> _What to work on_:
Omit any picture, and return the remaining data exactly as written.

-*-

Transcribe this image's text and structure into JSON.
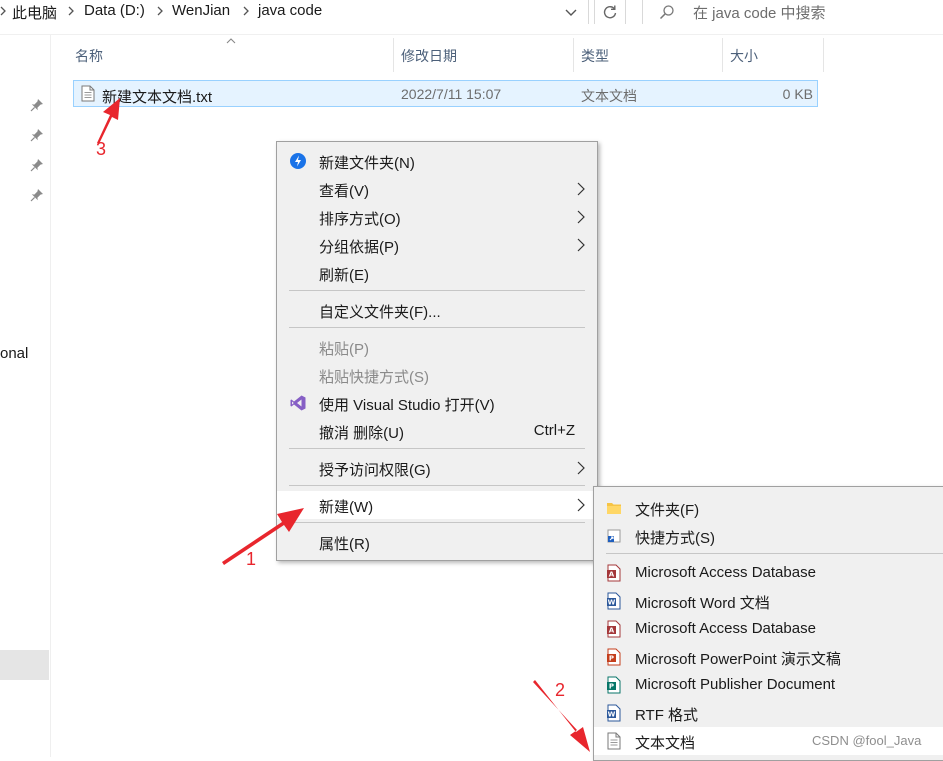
{
  "addressbar": {
    "crumbs": [
      "此电脑",
      "Data (D:)",
      "WenJian",
      "java code"
    ],
    "search_placeholder": "在 java code 中搜索"
  },
  "navpane": {
    "partial_label": "onal"
  },
  "filelist": {
    "columns": {
      "name": "名称",
      "date": "修改日期",
      "type": "类型",
      "size": "大小"
    },
    "files": [
      {
        "name": "新建文本文档.txt",
        "date": "2022/7/11 15:07",
        "type": "文本文档",
        "size": "0 KB"
      }
    ]
  },
  "context_menu": {
    "items": [
      {
        "label": "新建文件夹(N)"
      },
      {
        "label": "查看(V)"
      },
      {
        "label": "排序方式(O)"
      },
      {
        "label": "分组依据(P)"
      },
      {
        "label": "刷新(E)"
      },
      {
        "label": "自定义文件夹(F)..."
      },
      {
        "label": "粘贴(P)"
      },
      {
        "label": "粘贴快捷方式(S)"
      },
      {
        "label": "使用 Visual Studio 打开(V)"
      },
      {
        "label": "撤消 删除(U)",
        "shortcut": "Ctrl+Z"
      },
      {
        "label": "授予访问权限(G)"
      },
      {
        "label": "新建(W)"
      },
      {
        "label": "属性(R)"
      }
    ]
  },
  "new_submenu": {
    "items": [
      {
        "label": "文件夹(F)"
      },
      {
        "label": "快捷方式(S)"
      },
      {
        "label": "Microsoft Access Database"
      },
      {
        "label": "Microsoft Word 文档"
      },
      {
        "label": "Microsoft Access Database"
      },
      {
        "label": "Microsoft PowerPoint 演示文稿"
      },
      {
        "label": "Microsoft Publisher Document"
      },
      {
        "label": "RTF 格式"
      },
      {
        "label": "文本文档"
      }
    ]
  },
  "annotations": {
    "step1": "1",
    "step2": "2",
    "step3": "3"
  },
  "watermark": "CSDN @fool_Java",
  "colors": {
    "selection_bg": "#e5f3ff",
    "selection_border": "#99d1ff",
    "menu_bg": "#f0f0f0",
    "annotation_red": "#e8262d"
  }
}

-*-

> _Response to this task_:
Transcribe this image's text and structure into JSON.
{
  "addressbar": {
    "crumbs": [
      "此电脑",
      "Data (D:)",
      "WenJian",
      "java code"
    ],
    "search_placeholder": "在 java code 中搜索"
  },
  "navpane": {
    "partial_label": "onal"
  },
  "filelist": {
    "columns": {
      "name": "名称",
      "date": "修改日期",
      "type": "类型",
      "size": "大小"
    },
    "files": [
      {
        "name": "新建文本文档.txt",
        "date": "2022/7/11 15:07",
        "type": "文本文档",
        "size": "0 KB"
      }
    ]
  },
  "context_menu": {
    "items": [
      {
        "label": "新建文件夹(N)"
      },
      {
        "label": "查看(V)"
      },
      {
        "label": "排序方式(O)"
      },
      {
        "label": "分组依据(P)"
      },
      {
        "label": "刷新(E)"
      },
      {
        "label": "自定义文件夹(F)..."
      },
      {
        "label": "粘贴(P)"
      },
      {
        "label": "粘贴快捷方式(S)"
      },
      {
        "label": "使用 Visual Studio 打开(V)"
      },
      {
        "label": "撤消 删除(U)",
        "shortcut": "Ctrl+Z"
      },
      {
        "label": "授予访问权限(G)"
      },
      {
        "label": "新建(W)"
      },
      {
        "label": "属性(R)"
      }
    ]
  },
  "new_submenu": {
    "items": [
      {
        "label": "文件夹(F)"
      },
      {
        "label": "快捷方式(S)"
      },
      {
        "label": "Microsoft Access Database"
      },
      {
        "label": "Microsoft Word 文档"
      },
      {
        "label": "Microsoft Access Database"
      },
      {
        "label": "Microsoft PowerPoint 演示文稿"
      },
      {
        "label": "Microsoft Publisher Document"
      },
      {
        "label": "RTF 格式"
      },
      {
        "label": "文本文档"
      }
    ]
  },
  "annotations": {
    "step1": "1",
    "step2": "2",
    "step3": "3"
  },
  "watermark": "CSDN @fool_Java",
  "colors": {
    "selection_bg": "#e5f3ff",
    "selection_border": "#99d1ff",
    "menu_bg": "#f0f0f0",
    "annotation_red": "#e8262d"
  }
}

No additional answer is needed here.